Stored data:
..........
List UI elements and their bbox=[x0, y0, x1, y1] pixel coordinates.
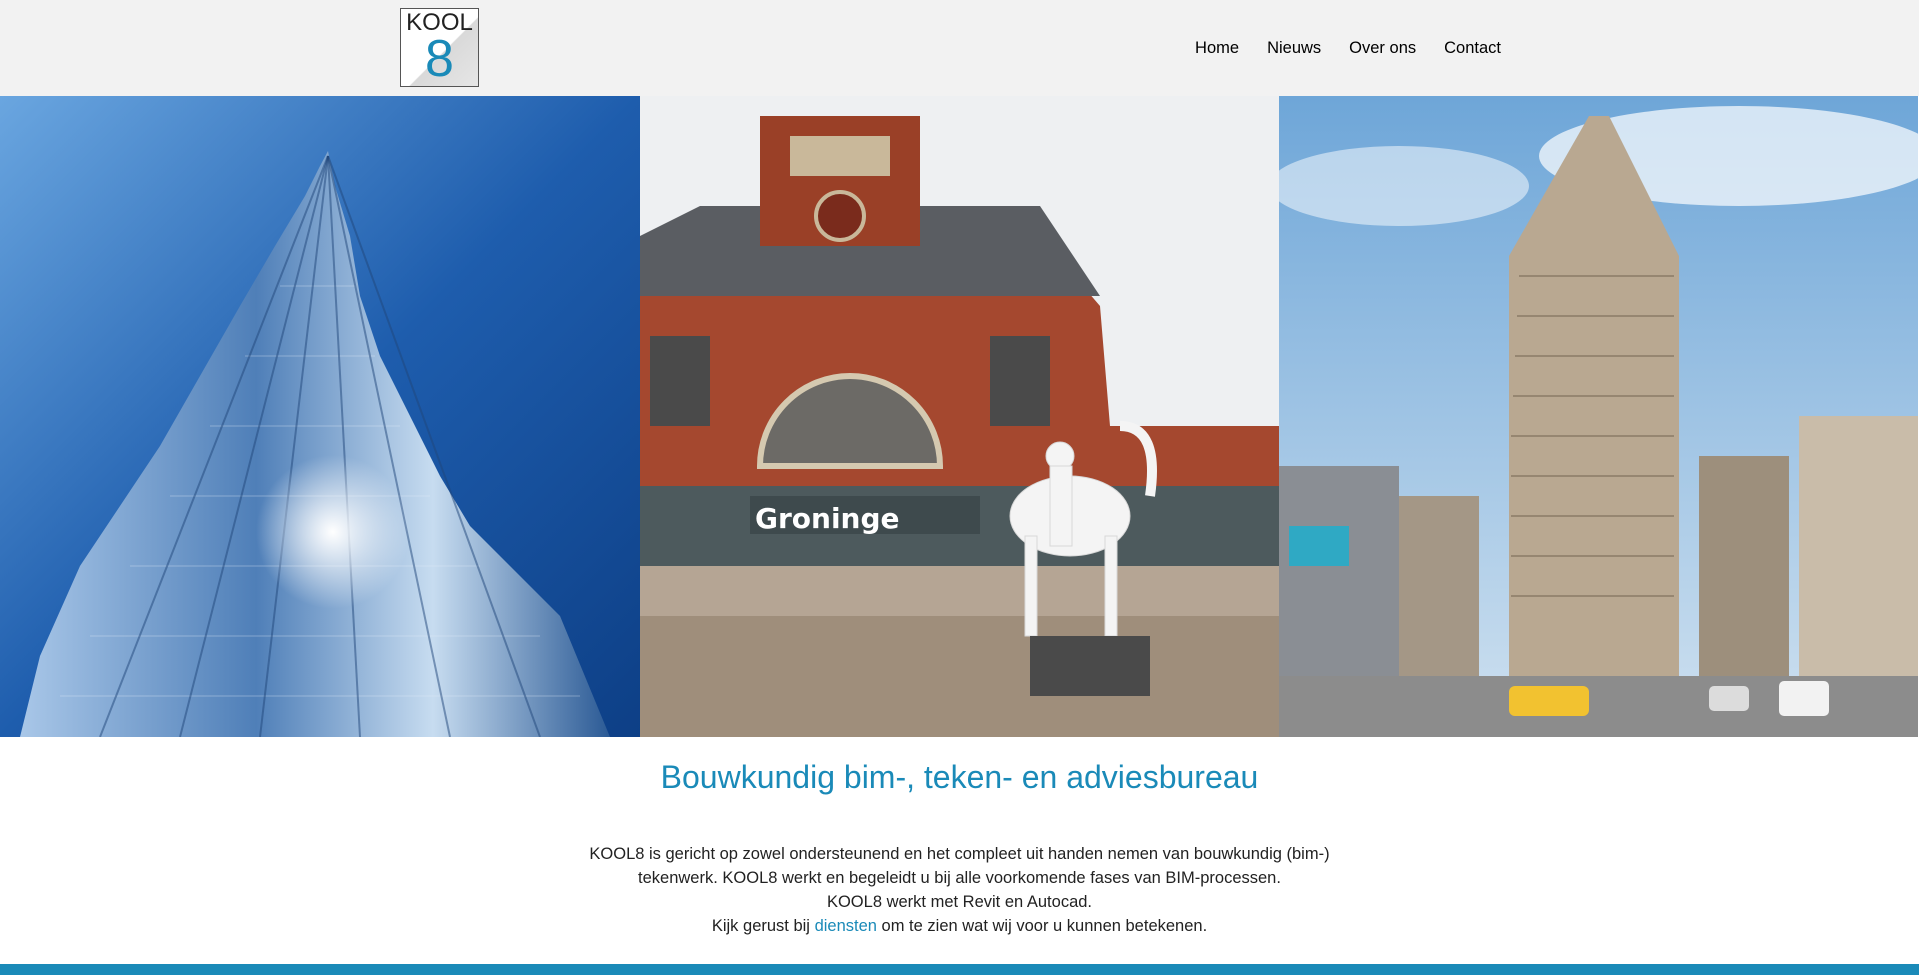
nav-item-over-ons[interactable]: Over ons bbox=[1349, 38, 1416, 58]
site-header: KOOL 8 Home Nieuws Over ons Contact bbox=[0, 0, 1919, 96]
nav-item-contact[interactable]: Contact bbox=[1444, 38, 1501, 58]
intro-text-before-link: Kijk gerust bij bbox=[711, 917, 810, 935]
logo-number: 8 bbox=[425, 30, 454, 87]
hero-image-station: Groninge bbox=[639, 96, 1280, 737]
hero-gallery: Groninge bbox=[0, 96, 1919, 737]
diensten-link[interactable]: diensten bbox=[815, 917, 877, 935]
intro-line: KOOL8 is gericht op zowel ondersteunend … bbox=[589, 845, 1330, 863]
page-title: Bouwkundig bim-, teken- en adviesbureau bbox=[660, 759, 1259, 795]
intro-line: tekenwerk. KOOL8 werkt en begeleidt u bi… bbox=[638, 869, 1281, 887]
main-nav: Home Nieuws Over ons Contact bbox=[1167, 38, 1501, 58]
nav-item-nieuws[interactable]: Nieuws bbox=[1267, 38, 1321, 58]
intro-text: KOOL8 is gericht op zowel ondersteunend … bbox=[0, 842, 1919, 938]
hero-image-skyscraper bbox=[0, 96, 640, 737]
footer-bar bbox=[0, 964, 1919, 975]
hero-image-flatiron bbox=[1279, 96, 1919, 737]
station-sign: Groninge bbox=[755, 502, 900, 535]
nav-item-home[interactable]: Home bbox=[1195, 38, 1239, 58]
intro-text-after-link: om te zien wat wij voor u kunnen beteken… bbox=[881, 917, 1208, 935]
intro-line: Kijk gerust bij diensten om te zien wat … bbox=[0, 914, 1919, 938]
site-logo[interactable]: KOOL 8 bbox=[400, 8, 479, 87]
intro-line: KOOL8 werkt met Revit en Autocad. bbox=[826, 893, 1093, 911]
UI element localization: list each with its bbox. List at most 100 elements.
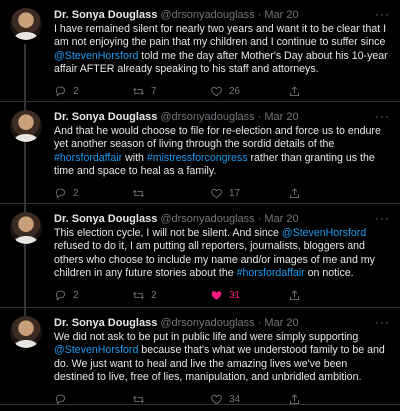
- more-icon[interactable]: ···: [375, 109, 390, 123]
- tweet-actions: 2 17: [54, 183, 390, 205]
- like-button[interactable]: 17: [210, 187, 288, 200]
- tweet[interactable]: Dr. Sonya Douglass @drsonyadouglass · Mar 2…: [0, 102, 400, 204]
- tweet[interactable]: Dr. Sonya Douglass @drsonyadouglass · Mar 2…: [0, 308, 400, 405]
- reply-icon: [55, 290, 66, 301]
- tweet-text-segment: And that he would choose to file for re-…: [54, 125, 381, 151]
- retweet-count: 2: [151, 290, 157, 302]
- avatar-figure: [14, 340, 38, 348]
- share-icon: [289, 394, 300, 405]
- tweet-timestamp[interactable]: Mar 20: [264, 110, 298, 124]
- tweet-header: Dr. Sonya Douglass @drsonyadouglass · Mar 2…: [54, 212, 390, 226]
- like-button[interactable]: 34: [210, 393, 288, 406]
- thread-connector: [24, 44, 26, 101]
- avatar-figure: [14, 32, 38, 40]
- like-icon: [211, 188, 222, 199]
- tweet-text: We did not ask to be put in public life …: [54, 331, 390, 385]
- share-button[interactable]: [288, 393, 366, 406]
- more-icon[interactable]: ···: [375, 7, 390, 21]
- tweet-timestamp[interactable]: Mar 20: [264, 212, 298, 226]
- reply-icon: [55, 394, 66, 405]
- tweet-link[interactable]: @StevenHorsford: [54, 344, 138, 356]
- tweet-header: Dr. Sonya Douglass @drsonyadouglass · Mar 2…: [54, 110, 390, 124]
- author-handle[interactable]: @drsonyadouglass: [160, 8, 254, 22]
- retweet-icon: [133, 292, 144, 300]
- like-count: 34: [229, 394, 241, 406]
- like-icon: [211, 291, 222, 300]
- thread-timeline: Dr. Sonya Douglass @drsonyadouglass · Mar 2…: [0, 0, 400, 405]
- share-button[interactable]: [288, 85, 366, 98]
- thread-connector: [24, 308, 26, 316]
- tweet[interactable]: Dr. Sonya Douglass @drsonyadouglass · Mar 2…: [0, 204, 400, 308]
- like-button[interactable]: 31: [210, 289, 288, 302]
- author-name[interactable]: Dr. Sonya Douglass: [54, 212, 157, 226]
- author-handle[interactable]: @drsonyadouglass: [160, 212, 254, 226]
- more-icon[interactable]: ···: [375, 211, 390, 225]
- retweet-count: 7: [151, 86, 157, 98]
- reply-button[interactable]: [54, 393, 132, 406]
- share-button[interactable]: [288, 187, 366, 200]
- more-icon[interactable]: ···: [375, 315, 390, 329]
- retweet-icon: [133, 88, 144, 96]
- retweet-icon: [133, 396, 144, 404]
- author-name[interactable]: Dr. Sonya Douglass: [54, 110, 157, 124]
- tweet-text-segment: with: [122, 151, 147, 164]
- like-icon: [211, 86, 222, 97]
- tweet-text-segment: This election cycle, I will not be silen…: [54, 227, 282, 239]
- reply-button[interactable]: 2: [54, 289, 132, 302]
- author-handle[interactable]: @drsonyadouglass: [160, 110, 254, 124]
- reply-button[interactable]: 2: [54, 187, 132, 200]
- avatar[interactable]: [10, 212, 42, 244]
- tweet-link[interactable]: #horsfordaffair: [237, 267, 305, 279]
- separator-dot: ·: [257, 317, 262, 329]
- tweet-text-segment: We did not ask to be put in public life …: [54, 331, 359, 343]
- tweet-link[interactable]: #horsfordaffair: [54, 152, 122, 164]
- share-icon: [289, 188, 300, 199]
- avatar-figure: [14, 134, 38, 142]
- retweet-button[interactable]: [132, 393, 210, 406]
- retweet-button[interactable]: 7: [132, 85, 210, 98]
- share-button[interactable]: [288, 289, 366, 302]
- like-count: 31: [229, 290, 241, 302]
- reply-count: 2: [73, 86, 79, 98]
- author-name[interactable]: Dr. Sonya Douglass: [54, 8, 157, 22]
- reply-icon: [55, 188, 66, 199]
- tweet-header: Dr. Sonya Douglass @drsonyadouglass · Mar 2…: [54, 316, 390, 330]
- retweet-icon: [133, 190, 144, 198]
- retweet-button[interactable]: 2: [132, 289, 210, 302]
- tweet-timestamp[interactable]: Mar 20: [264, 8, 298, 22]
- reply-button[interactable]: 2: [54, 85, 132, 98]
- tweet-header: Dr. Sonya Douglass @drsonyadouglass · Mar 2…: [54, 8, 390, 22]
- retweet-button[interactable]: [132, 187, 210, 200]
- avatar[interactable]: [10, 8, 42, 40]
- author-name[interactable]: Dr. Sonya Douglass: [54, 316, 157, 330]
- share-icon: [289, 86, 300, 97]
- avatar[interactable]: [10, 316, 42, 348]
- tweet-actions: 34: [54, 389, 390, 411]
- reply-count: 2: [73, 188, 79, 200]
- separator-dot: ·: [257, 9, 262, 21]
- tweet-text: This election cycle, I will not be silen…: [54, 227, 390, 281]
- tweet-text: I have remained silent for nearly two ye…: [54, 23, 390, 77]
- tweet-link[interactable]: @StevenHorsford: [54, 50, 138, 62]
- reply-count: 2: [73, 290, 79, 302]
- tweet-actions: 2 2 31: [54, 285, 390, 307]
- tweet-link[interactable]: @StevenHorsford: [282, 227, 366, 239]
- tweet-text-segment: on notice.: [304, 267, 354, 280]
- tweet-timestamp[interactable]: Mar 20: [264, 316, 298, 330]
- like-count: 26: [229, 86, 241, 98]
- tweet[interactable]: Dr. Sonya Douglass @drsonyadouglass · Mar 2…: [0, 0, 400, 102]
- avatar-figure: [14, 236, 38, 244]
- tweet-text-segment: I have remained silent for nearly two ye…: [54, 23, 387, 49]
- author-handle[interactable]: @drsonyadouglass: [160, 316, 254, 330]
- avatar[interactable]: [10, 110, 42, 142]
- separator-dot: ·: [257, 213, 262, 225]
- like-button[interactable]: 26: [210, 85, 288, 98]
- tweet-text: And that he would choose to file for re-…: [54, 125, 390, 179]
- like-count: 17: [229, 188, 241, 200]
- separator-dot: ·: [257, 111, 262, 123]
- tweet-link[interactable]: #mistressforcongress: [147, 152, 248, 164]
- like-icon: [211, 394, 222, 405]
- share-icon: [289, 290, 300, 301]
- reply-icon: [55, 86, 66, 97]
- tweet-actions: 2 7 26: [54, 81, 390, 103]
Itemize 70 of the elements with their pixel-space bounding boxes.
..........
▸ What the exercise asks
Gather every line of the material that contains the string "separator".

▸ Correct output
- separator-dot: ·: [257, 317, 262, 329]
- separator-dot: ·: [257, 9, 262, 21]
- separator-dot: ·: [257, 213, 262, 225]
- separator-dot: ·: [257, 111, 262, 123]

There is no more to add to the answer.